▼

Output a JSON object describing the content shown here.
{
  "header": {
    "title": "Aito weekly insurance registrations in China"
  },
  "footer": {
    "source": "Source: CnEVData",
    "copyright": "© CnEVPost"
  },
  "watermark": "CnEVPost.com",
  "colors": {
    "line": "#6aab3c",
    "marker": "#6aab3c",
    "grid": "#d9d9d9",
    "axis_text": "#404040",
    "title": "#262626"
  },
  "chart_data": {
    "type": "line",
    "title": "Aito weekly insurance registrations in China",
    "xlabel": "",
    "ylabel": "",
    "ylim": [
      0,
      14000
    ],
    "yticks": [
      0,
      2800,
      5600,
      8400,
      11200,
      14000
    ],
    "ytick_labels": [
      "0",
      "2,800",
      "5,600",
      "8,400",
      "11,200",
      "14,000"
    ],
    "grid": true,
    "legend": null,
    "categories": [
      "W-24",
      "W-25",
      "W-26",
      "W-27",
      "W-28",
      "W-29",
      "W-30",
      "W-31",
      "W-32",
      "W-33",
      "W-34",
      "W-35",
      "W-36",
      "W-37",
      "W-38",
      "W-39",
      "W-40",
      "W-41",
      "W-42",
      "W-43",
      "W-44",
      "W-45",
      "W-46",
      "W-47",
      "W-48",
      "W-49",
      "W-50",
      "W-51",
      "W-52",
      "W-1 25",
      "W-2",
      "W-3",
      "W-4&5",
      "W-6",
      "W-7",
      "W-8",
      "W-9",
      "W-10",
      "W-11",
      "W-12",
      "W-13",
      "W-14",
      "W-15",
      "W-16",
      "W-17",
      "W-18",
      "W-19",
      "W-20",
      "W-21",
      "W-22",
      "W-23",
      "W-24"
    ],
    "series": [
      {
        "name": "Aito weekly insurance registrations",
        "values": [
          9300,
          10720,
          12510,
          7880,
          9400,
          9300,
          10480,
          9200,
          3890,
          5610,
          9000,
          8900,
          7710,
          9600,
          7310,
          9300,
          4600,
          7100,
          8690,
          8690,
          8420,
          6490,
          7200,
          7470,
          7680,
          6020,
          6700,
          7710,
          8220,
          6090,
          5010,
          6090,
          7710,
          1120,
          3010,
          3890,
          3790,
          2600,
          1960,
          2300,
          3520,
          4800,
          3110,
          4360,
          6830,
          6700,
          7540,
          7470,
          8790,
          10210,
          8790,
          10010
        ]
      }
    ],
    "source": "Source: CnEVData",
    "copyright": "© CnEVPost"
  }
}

▲

Copy all of the data exactly.

Output a JSON object describing the content shown here.
{
  "header": {
    "title": "Aito weekly insurance registrations in China"
  },
  "footer": {
    "source": "Source: CnEVData",
    "copyright": "© CnEVPost"
  },
  "watermark": "CnEVPost.com",
  "colors": {
    "line": "#6aab3c",
    "marker": "#6aab3c",
    "grid": "#d9d9d9",
    "axis_text": "#404040",
    "title": "#262626"
  },
  "chart_data": {
    "type": "line",
    "title": "Aito weekly insurance registrations in China",
    "xlabel": "",
    "ylabel": "",
    "ylim": [
      0,
      14000
    ],
    "yticks": [
      0,
      2800,
      5600,
      8400,
      11200,
      14000
    ],
    "ytick_labels": [
      "0",
      "2,800",
      "5,600",
      "8,400",
      "11,200",
      "14,000"
    ],
    "grid": true,
    "legend": null,
    "categories": [
      "W-24",
      "W-25",
      "W-26",
      "W-27",
      "W-28",
      "W-29",
      "W-30",
      "W-31",
      "W-32",
      "W-33",
      "W-34",
      "W-35",
      "W-36",
      "W-37",
      "W-38",
      "W-39",
      "W-40",
      "W-41",
      "W-42",
      "W-43",
      "W-44",
      "W-45",
      "W-46",
      "W-47",
      "W-48",
      "W-49",
      "W-50",
      "W-51",
      "W-52",
      "W-1 25",
      "W-2",
      "W-3",
      "W-4&5",
      "W-6",
      "W-7",
      "W-8",
      "W-9",
      "W-10",
      "W-11",
      "W-12",
      "W-13",
      "W-14",
      "W-15",
      "W-16",
      "W-17",
      "W-18",
      "W-19",
      "W-20",
      "W-21",
      "W-22",
      "W-23",
      "W-24"
    ],
    "series": [
      {
        "name": "Aito weekly insurance registrations",
        "values": [
          9300,
          10720,
          12510,
          7880,
          9400,
          9300,
          10480,
          9200,
          3890,
          5610,
          9000,
          8900,
          7710,
          9600,
          7310,
          9300,
          4600,
          7100,
          8690,
          8690,
          8420,
          6490,
          7200,
          7470,
          7680,
          6020,
          6700,
          7710,
          8220,
          6090,
          5010,
          6090,
          7710,
          1120,
          3010,
          3890,
          3790,
          2600,
          1960,
          2300,
          3520,
          4800,
          3110,
          4360,
          6830,
          6700,
          7540,
          7470,
          8790,
          10210,
          8790,
          10010
        ]
      }
    ],
    "source": "Source: CnEVData",
    "copyright": "© CnEVPost"
  }
}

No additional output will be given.